§ **Problem to solve**
Copy each line below in which the string "effacer" occurs.

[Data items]
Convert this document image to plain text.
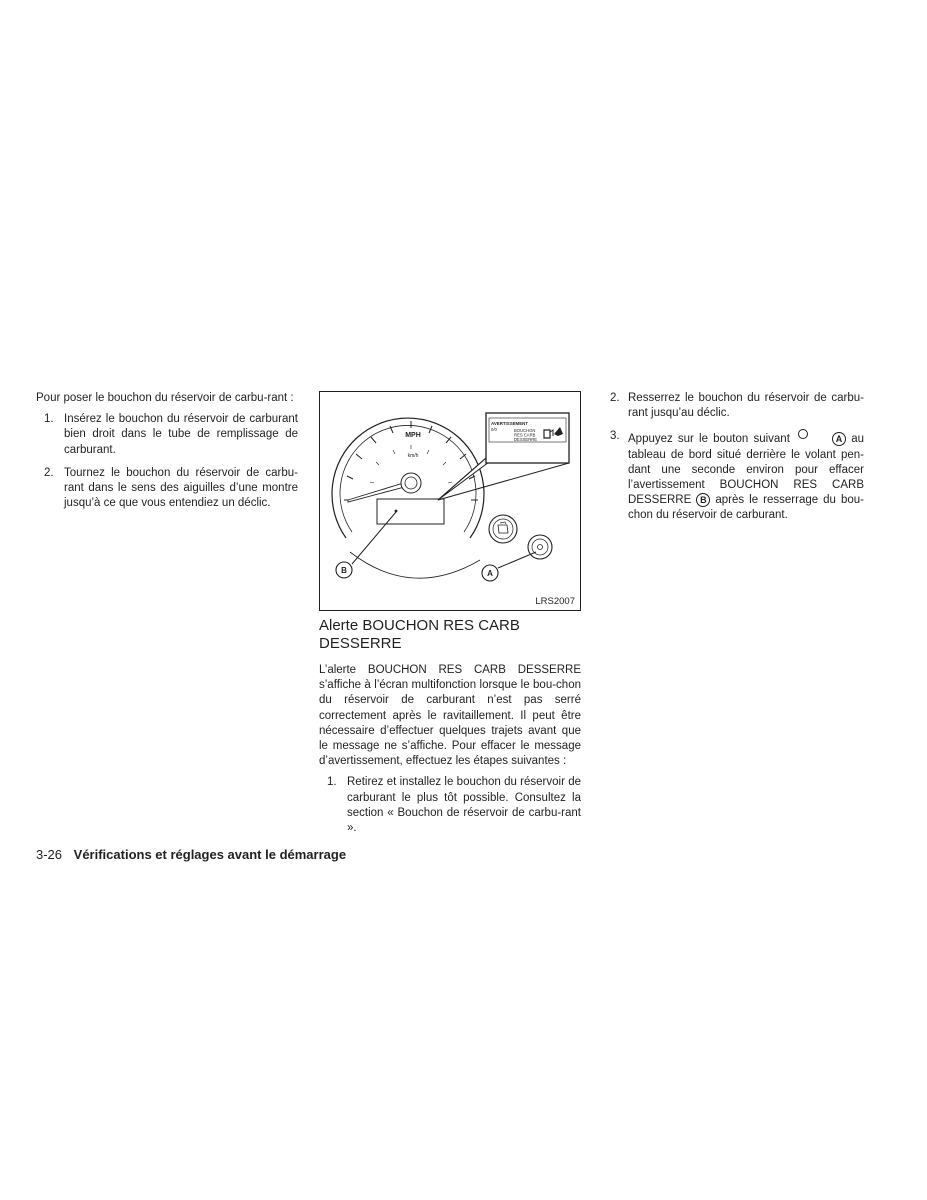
Pour poser le bouchon du réservoir de carbu-rant :

1. Insérez le bouchon du réservoir de carburant bien droit dans le tube de remplissage de carburant.
2. Tournez le bouchon du réservoir de carbu-rant dans le sens des aiguilles d’une montre jusqu’à ce que vous entendiez un déclic.
MPH
km/h
AVERTISSEMENT
0/0	BOUCHON
RES CARB
DESSERRE
B	A
LRS2007
Alerte BOUCHON RES CARB DESSERRE

L’alerte BOUCHON RES CARB DESSERRE s’affiche à l’écran multifonction lorsque le bou-chon du réservoir de carburant n’est pas serré correctement après le ravitaillement. Il peut être nécessaire d’effectuer quelques trajets avant que le message ne s’affiche. Pour effacer le message d’avertissement, effectuez les étapes suivantes :

1. Retirez et installez le bouchon du réservoir de carburant le plus tôt possible. Consultez la section « Bouchon de réservoir de carbu-rant ».
2. Resserrez le bouchon du réservoir de carbu-rant jusqu’au déclic.
3. Appuyez sur le bouton suivant	A au tableau de bord situé derrière le volant pen-dant une seconde environ pour effacer l’avertissement BOUCHON RES CARB DESSERRE B après le resserrage du bou-chon du réservoir de carburant.
3-26 Vérifications et réglages avant le démarrage
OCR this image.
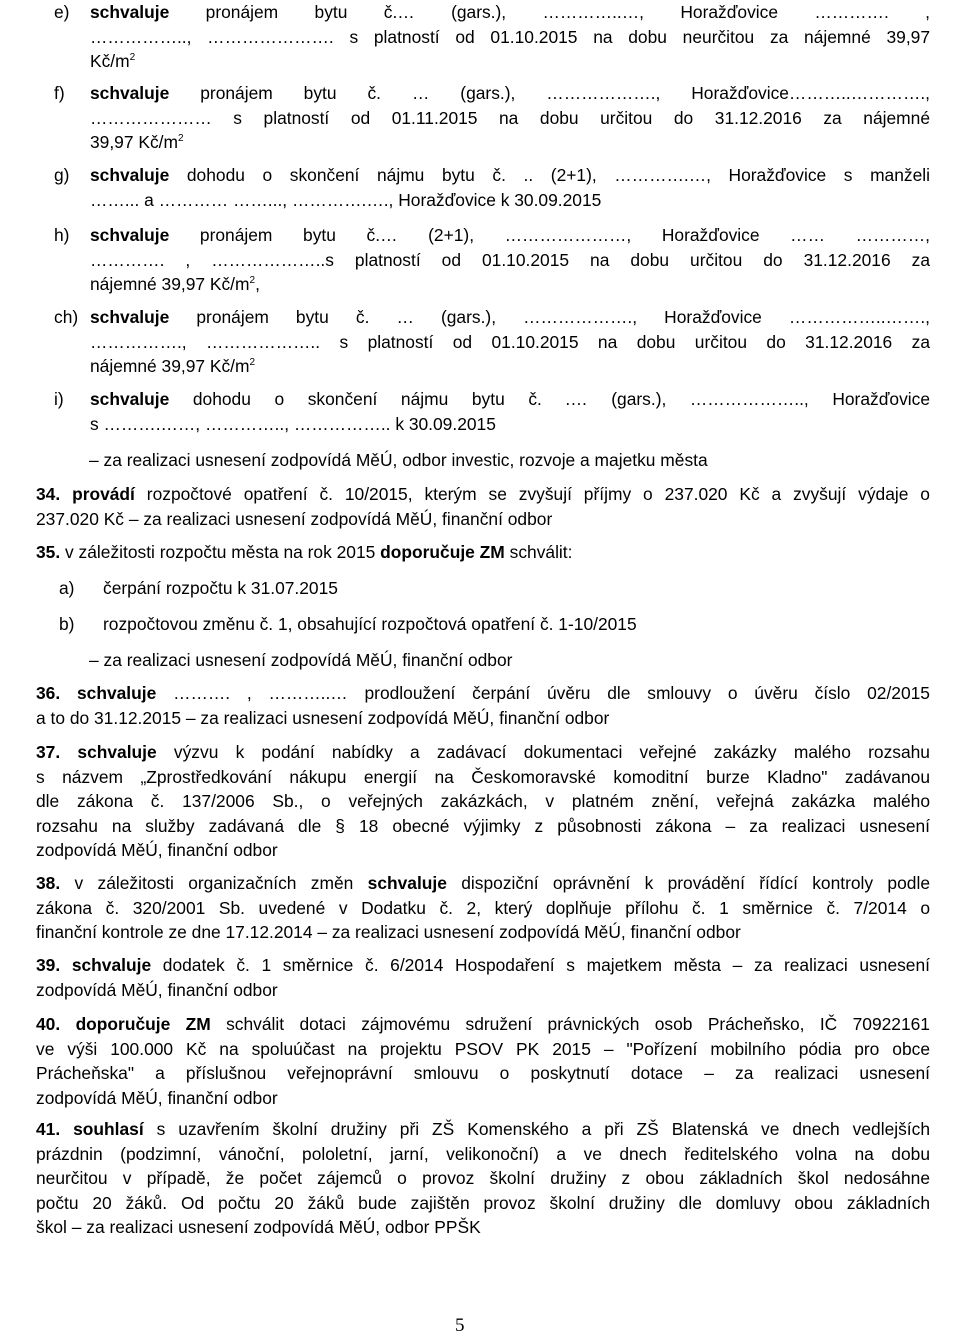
e) schvaluje pronájem bytu č.… (gars.), …………..…, Horažďovice …………. ,
…………….., …………………. s platností od 01.10.2015 na dobu neurčitou za nájemné 39,97
$Kč/m^2$
f) schvaluje pronájem bytu č. … (gars.), ………………., Horažďovice………..………….,
………………… s platností od 01.11.2015 na dobu určitou do 31.12.2016 za nájemné
39,97 $Kč/m^2$
g) schvaluje dohodu o skončení nájmu bytu č. .. (2+1), ………….…, Horažďovice s manželi
……... a ………… ……..., ………….…., Horažďovice k 30.09.2015
h) schvaluje pronájem bytu č.… (2+1), …………………, Horažďovice …… …………,
…………. , ………………..s platností od 01.10.2015 na dobu určitou do 31.12.2016 za
nájemné 39,97 $Kč/m^2$,
ch) schvaluje pronájem bytu č. … (gars.), ………………., Horažďovice ……………..…….,
……………., ……………….. s platností od 01.10.2015 na dobu určitou do 31.12.2016 za
nájemné 39,97 $Kč/m^2$
i) schvaluje dohodu o skončení nájmu bytu č. .… (gars.), ……………….., Horažďovice
s ……….……, ………….., …………….. k 30.09.2015
– za realizaci usnesení zodpovídá MěÚ, odbor investic, rozvoje a majetku města
34. provádí rozpočtové opatření č. 10/2015, kterým se zvyšují příjmy o 237.020 Kč a zvyšují výdaje o
237.020 Kč – za realizaci usnesení zodpovídá MěÚ, finanční odbor
35. v záležitosti rozpočtu města na rok 2015 doporučuje ZM schválit:
a) čerpání rozpočtu k 31.07.2015
b) rozpočtovou změnu č. 1, obsahující rozpočtová opatření č. 1-10/2015
– za realizaci usnesení zodpovídá MěÚ, finanční odbor
36. schvaluje ………. , ………..… prodloužení čerpání úvěru dle smlouvy o úvěru číslo 02/2015
a to do 31.12.2015 – za realizaci usnesení zodpovídá MěÚ, finanční odbor
37. schvaluje výzvu k podání nabídky a zadávací dokumentaci veřejné zakázky malého rozsahu
s názvem „Zprostředkování nákupu energií na Českomoravské komoditní burze Kladno" zadávanou
dle zákona č. 137/2006 Sb., o veřejných zakázkách, v platném znění, veřejná zakázka malého
rozsahu na služby zadávaná dle § 18 obecné výjimky z působnosti zákona – za realizaci usnesení
zodpovídá MěÚ, finanční odbor
38. v záležitosti organizačních změn schvaluje dispoziční oprávnění k provádění řídící kontroly podle
zákona č. 320/2001 Sb. uvedené v Dodatku č. 2, který doplňuje přílohu č. 1 směrnice č. 7/2014 o
finanční kontrole ze dne 17.12.2014 – za realizaci usnesení zodpovídá MěÚ, finanční odbor
39. schvaluje dodatek č. 1 směrnice č. 6/2014 Hospodaření s majetkem města – za realizaci usnesení
zodpovídá MěÚ, finanční odbor
40. doporučuje ZM schválit dotaci zájmovému sdružení právnických osob Prácheňsko, IČ 70922161
ve výši 100.000 Kč na spoluúčast na projektu PSOV PK 2015 – "Pořízení mobilního pódia pro obce
Prácheňska" a příslušnou veřejnoprávní smlouvu o poskytnutí dotace – za realizaci usnesení
zodpovídá MěÚ, finanční odbor
41. souhlasí s uzavřením školní družiny při ZŠ Komenského a při ZŠ Blatenská ve dnech vedlejších
prázdnin (podzimní, vánoční, pololetní, jarní, velikonoční) a ve dnech ředitelského volna na dobu
neurčitou v případě, že počet zájemců o provoz školní družiny z obou základních škol nedosáhne
počtu 20 žáků. Od počtu 20 žáků bude zajištěn provoz školní družiny dle domluvy obou základních
škol – za realizaci usnesení zodpovídá MěÚ, odbor PPŠK
5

§ **Correct answer**
L’alerte BOUCHON RES CARB DESSERRE s’affiche à l’écran multifonction lorsque le bou-chon du réservoir de carburant n’est pas serré correctement après le ravitaillement. Il peut être nécessaire d’effectuer quelques trajets avant que le message ne s’affiche. Pour effacer le message d’avertissement, effectuez les étapes suivantes :
3. Appuyez sur le bouton suivant	A au tableau de bord situé derrière le volant pen-dant une seconde environ pour effacer l’avertissement BOUCHON RES CARB DESSERRE B après le resserrage du bou-chon du réservoir de carburant.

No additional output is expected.